[A block of data]

[Start]

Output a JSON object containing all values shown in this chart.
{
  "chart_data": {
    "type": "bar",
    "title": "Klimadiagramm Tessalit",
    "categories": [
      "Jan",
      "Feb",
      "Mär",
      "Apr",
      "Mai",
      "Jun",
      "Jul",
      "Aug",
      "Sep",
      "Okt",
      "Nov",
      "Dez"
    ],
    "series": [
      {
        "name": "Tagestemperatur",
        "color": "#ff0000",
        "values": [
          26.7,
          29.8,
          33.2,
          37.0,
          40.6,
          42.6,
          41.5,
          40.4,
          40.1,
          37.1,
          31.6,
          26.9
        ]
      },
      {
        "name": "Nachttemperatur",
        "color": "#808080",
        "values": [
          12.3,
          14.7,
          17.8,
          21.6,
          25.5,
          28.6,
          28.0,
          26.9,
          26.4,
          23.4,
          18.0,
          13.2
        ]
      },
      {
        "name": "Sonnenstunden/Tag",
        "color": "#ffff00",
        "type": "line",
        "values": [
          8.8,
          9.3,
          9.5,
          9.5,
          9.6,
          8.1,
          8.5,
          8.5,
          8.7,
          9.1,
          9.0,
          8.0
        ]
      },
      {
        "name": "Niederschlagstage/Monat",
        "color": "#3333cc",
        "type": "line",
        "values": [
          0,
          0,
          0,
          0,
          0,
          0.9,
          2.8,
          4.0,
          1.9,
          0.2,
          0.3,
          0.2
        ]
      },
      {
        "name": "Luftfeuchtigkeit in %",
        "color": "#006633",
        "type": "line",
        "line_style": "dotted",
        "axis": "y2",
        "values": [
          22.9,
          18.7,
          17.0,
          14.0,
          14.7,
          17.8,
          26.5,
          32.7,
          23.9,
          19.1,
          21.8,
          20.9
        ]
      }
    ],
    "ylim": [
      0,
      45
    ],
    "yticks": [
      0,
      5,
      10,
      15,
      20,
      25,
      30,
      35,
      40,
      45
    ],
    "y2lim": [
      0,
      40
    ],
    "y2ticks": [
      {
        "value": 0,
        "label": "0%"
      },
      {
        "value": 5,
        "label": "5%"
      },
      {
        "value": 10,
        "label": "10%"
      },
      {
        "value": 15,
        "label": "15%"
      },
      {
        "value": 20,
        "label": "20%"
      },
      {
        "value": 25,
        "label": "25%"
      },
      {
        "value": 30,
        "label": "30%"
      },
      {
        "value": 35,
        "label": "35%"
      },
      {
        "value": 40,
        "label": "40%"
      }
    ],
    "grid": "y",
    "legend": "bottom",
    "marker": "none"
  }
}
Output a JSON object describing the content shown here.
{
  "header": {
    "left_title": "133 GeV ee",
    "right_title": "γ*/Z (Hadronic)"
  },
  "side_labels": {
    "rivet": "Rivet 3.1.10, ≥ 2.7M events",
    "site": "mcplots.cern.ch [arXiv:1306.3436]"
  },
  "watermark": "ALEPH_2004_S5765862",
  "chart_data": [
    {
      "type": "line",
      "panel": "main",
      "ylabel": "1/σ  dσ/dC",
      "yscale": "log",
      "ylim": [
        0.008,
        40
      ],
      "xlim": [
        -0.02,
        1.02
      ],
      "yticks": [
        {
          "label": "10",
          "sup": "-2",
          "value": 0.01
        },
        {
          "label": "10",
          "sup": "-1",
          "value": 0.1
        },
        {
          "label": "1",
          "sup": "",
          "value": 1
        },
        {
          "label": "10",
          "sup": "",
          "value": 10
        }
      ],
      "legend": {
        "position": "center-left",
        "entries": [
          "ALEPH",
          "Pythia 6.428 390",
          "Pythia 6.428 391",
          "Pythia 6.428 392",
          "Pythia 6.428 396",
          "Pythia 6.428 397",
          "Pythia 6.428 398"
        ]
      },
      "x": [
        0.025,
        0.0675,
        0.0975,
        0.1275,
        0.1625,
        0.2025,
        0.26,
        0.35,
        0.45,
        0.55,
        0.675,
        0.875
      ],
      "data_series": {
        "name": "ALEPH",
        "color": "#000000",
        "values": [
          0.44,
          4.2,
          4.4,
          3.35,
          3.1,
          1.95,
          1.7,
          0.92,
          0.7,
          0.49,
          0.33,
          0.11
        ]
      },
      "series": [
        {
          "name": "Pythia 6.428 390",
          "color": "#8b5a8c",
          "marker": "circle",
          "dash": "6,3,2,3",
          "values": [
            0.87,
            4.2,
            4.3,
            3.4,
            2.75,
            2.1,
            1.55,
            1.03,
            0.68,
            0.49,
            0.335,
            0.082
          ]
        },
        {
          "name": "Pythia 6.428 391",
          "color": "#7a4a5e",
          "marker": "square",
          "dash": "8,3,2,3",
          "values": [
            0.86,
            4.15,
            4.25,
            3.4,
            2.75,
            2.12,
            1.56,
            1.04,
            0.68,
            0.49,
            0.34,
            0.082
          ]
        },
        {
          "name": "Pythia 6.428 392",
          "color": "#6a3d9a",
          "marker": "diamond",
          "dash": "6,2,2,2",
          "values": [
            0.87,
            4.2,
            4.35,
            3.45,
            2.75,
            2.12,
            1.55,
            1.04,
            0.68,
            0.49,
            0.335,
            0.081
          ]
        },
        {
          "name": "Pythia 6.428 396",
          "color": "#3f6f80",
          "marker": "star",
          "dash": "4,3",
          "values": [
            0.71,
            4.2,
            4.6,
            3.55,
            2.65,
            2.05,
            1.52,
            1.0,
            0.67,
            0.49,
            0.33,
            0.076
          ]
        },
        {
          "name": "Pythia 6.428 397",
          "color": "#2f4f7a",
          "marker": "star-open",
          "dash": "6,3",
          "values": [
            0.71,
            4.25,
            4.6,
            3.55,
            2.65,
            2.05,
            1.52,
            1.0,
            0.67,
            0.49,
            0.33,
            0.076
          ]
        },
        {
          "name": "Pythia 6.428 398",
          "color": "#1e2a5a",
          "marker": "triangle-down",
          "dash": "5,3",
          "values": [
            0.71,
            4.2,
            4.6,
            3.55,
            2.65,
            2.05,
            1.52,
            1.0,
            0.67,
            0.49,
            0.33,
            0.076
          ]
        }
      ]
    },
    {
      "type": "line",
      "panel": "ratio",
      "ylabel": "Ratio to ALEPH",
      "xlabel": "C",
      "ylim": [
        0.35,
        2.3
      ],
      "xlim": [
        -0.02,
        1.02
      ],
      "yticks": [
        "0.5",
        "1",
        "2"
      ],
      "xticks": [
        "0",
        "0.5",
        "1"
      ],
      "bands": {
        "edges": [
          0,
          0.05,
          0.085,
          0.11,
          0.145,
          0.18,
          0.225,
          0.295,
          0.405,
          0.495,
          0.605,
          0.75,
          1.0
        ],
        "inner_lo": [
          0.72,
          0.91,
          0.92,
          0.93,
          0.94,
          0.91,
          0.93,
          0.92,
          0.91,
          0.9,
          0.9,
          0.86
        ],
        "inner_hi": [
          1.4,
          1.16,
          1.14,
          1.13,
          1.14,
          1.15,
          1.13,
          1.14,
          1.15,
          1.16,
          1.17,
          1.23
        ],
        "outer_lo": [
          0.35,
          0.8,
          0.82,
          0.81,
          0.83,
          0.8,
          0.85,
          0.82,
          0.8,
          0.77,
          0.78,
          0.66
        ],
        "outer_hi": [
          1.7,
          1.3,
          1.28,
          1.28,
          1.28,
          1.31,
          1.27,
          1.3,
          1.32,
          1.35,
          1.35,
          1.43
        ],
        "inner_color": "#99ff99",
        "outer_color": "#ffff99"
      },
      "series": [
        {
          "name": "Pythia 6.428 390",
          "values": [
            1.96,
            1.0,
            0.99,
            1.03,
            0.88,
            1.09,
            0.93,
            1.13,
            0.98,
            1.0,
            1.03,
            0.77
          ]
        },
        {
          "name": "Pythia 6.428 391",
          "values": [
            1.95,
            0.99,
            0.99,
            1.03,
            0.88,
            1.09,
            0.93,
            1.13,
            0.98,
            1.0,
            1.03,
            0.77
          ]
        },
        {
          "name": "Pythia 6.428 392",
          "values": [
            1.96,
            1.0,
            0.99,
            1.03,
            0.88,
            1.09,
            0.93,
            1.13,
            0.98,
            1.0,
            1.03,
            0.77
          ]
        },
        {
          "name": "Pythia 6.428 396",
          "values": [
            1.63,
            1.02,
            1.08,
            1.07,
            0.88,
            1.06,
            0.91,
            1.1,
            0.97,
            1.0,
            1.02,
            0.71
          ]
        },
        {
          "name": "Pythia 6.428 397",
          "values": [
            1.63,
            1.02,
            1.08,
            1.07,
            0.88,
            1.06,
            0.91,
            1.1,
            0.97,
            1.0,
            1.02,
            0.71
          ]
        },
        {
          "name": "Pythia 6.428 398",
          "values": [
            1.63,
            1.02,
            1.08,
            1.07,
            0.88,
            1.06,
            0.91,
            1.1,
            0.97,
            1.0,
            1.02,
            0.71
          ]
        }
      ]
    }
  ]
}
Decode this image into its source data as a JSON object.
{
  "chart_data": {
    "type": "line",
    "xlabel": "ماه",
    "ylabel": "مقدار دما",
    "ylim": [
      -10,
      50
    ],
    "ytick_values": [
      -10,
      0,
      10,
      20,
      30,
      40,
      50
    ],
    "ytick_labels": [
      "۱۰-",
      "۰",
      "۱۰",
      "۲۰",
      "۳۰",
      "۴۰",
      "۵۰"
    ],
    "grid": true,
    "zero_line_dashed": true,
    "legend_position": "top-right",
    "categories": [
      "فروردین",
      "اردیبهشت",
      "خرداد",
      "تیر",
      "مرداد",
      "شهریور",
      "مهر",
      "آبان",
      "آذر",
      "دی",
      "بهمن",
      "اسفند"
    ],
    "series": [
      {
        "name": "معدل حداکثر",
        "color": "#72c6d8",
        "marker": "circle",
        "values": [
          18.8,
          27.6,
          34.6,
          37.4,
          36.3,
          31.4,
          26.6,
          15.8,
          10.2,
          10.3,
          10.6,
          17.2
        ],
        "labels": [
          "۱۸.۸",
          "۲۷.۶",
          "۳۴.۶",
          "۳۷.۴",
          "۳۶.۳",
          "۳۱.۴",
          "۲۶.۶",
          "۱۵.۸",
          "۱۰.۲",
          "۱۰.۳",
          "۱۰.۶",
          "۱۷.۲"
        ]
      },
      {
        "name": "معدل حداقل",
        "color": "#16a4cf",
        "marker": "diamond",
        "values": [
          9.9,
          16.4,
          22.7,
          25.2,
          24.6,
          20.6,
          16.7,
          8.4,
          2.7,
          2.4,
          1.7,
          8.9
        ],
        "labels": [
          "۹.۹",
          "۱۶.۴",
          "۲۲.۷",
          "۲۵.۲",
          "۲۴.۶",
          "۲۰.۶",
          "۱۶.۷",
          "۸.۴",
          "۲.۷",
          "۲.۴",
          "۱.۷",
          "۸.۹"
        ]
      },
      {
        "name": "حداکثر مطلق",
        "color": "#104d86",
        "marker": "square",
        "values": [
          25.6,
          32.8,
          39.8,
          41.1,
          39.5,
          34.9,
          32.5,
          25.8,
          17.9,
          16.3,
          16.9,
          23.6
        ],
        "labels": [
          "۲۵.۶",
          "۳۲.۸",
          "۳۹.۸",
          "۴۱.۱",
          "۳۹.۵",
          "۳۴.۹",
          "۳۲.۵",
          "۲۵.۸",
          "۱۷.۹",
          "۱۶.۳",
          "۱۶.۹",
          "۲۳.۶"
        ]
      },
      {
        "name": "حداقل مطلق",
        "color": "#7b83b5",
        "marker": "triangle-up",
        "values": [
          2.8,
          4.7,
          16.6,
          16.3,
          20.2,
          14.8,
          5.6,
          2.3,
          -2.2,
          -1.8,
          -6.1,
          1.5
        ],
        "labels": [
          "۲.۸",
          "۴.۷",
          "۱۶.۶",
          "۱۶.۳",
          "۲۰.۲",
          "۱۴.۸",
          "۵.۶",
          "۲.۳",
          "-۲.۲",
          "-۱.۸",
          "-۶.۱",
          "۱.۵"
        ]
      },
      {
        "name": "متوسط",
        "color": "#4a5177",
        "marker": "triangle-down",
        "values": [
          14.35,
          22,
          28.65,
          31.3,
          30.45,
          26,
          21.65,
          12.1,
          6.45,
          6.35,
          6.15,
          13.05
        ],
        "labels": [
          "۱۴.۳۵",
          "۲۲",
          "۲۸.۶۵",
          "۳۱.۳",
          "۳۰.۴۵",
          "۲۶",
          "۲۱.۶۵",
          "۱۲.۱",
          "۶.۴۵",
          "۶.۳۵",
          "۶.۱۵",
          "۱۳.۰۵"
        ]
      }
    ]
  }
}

[End]

In the listing, find every line containing the word "JSON" and list it.

Output a JSON object containing all values shown in this chart.
Output a JSON object describing the content shown here.
Decode this image into its source data as a JSON object.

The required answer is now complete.